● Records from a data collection
****************************************

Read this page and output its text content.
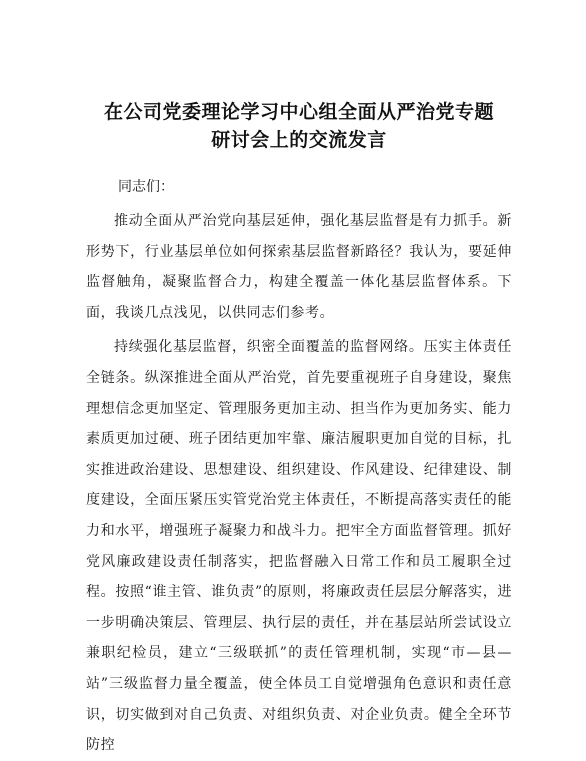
在公司党委理论学习中心组全面从严治党专题
研讨会上的交流发言

同志们：

推动全面从严治党向基层延伸，强化基层监督是有力抓手。新形势下，行业基层单位如何探索基层监督新路径？我认为，要延伸监督触角，凝聚监督合力，构建全覆盖一体化基层监督体系。下面，我谈几点浅见，以供同志们参考。

持续强化基层监督，织密全面覆盖的监督网络。压实主体责任全链条。纵深推进全面从严治党，首先要重视班子自身建设，聚焦理想信念更加坚定、管理服务更加主动、担当作为更加务实、能力素质更加过硬、班子团结更加牢靠、廉洁履职更加自觉的目标，扎实推进政治建设、思想建设、组织建设、作风建设、纪律建设、制度建设，全面压紧压实管党治党主体责任，不断提高落实责任的能力和水平，增强班子凝聚力和战斗力。把牢全方面监督管理。抓好党风廉政建设责任制落实，把监督融入日常工作和员工履职全过程。按照“谁主管、谁负责”的原则，将廉政责任层层分解落实，进一步明确决策层、管理层、执行层的责任，并在基层站所尝试设立兼职纪检员，建立“三级联抓”的责任管理机制，实现“市—县—站”三级监督力量全覆盖，使全体员工自觉增强角色意识和责任意识，切实做到对自己负责、对组织负责、对企业负责。健全全环节防控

****************************************

● Exercise
Quote everything in the listing above exactly; pictures are the only thing to omit.

● Task response
Read this page and output its text content.
在公司党委理论学习中心组全面从严治党专题
研讨会上的交流发言

同志们：

推动全面从严治党向基层延伸，强化基层监督是有力抓手。新形势下，行业基层单位如何探索基层监督新路径？我认为，要延伸监督触角，凝聚监督合力，构建全覆盖一体化基层监督体系。下面，我谈几点浅见，以供同志们参考。

持续强化基层监督，织密全面覆盖的监督网络。压实主体责任全链条。纵深推进全面从严治党，首先要重视班子自身建设，聚焦理想信念更加坚定、管理服务更加主动、担当作为更加务实、能力素质更加过硬、班子团结更加牢靠、廉洁履职更加自觉的目标，扎实推进政治建设、思想建设、组织建设、作风建设、纪律建设、制度建设，全面压紧压实管党治党主体责任，不断提高落实责任的能力和水平，增强班子凝聚力和战斗力。把牢全方面监督管理。抓好党风廉政建设责任制落实，把监督融入日常工作和员工履职全过程。按照“谁主管、谁负责”的原则，将廉政责任层层分解落实，进一步明确决策层、管理层、执行层的责任，并在基层站所尝试设立兼职纪检员，建立“三级联抓”的责任管理机制，实现“市—县—站”三级监督力量全覆盖，使全体员工自觉增强角色意识和责任意识，切实做到对自己负责、对组织负责、对企业负责。健全全环节防控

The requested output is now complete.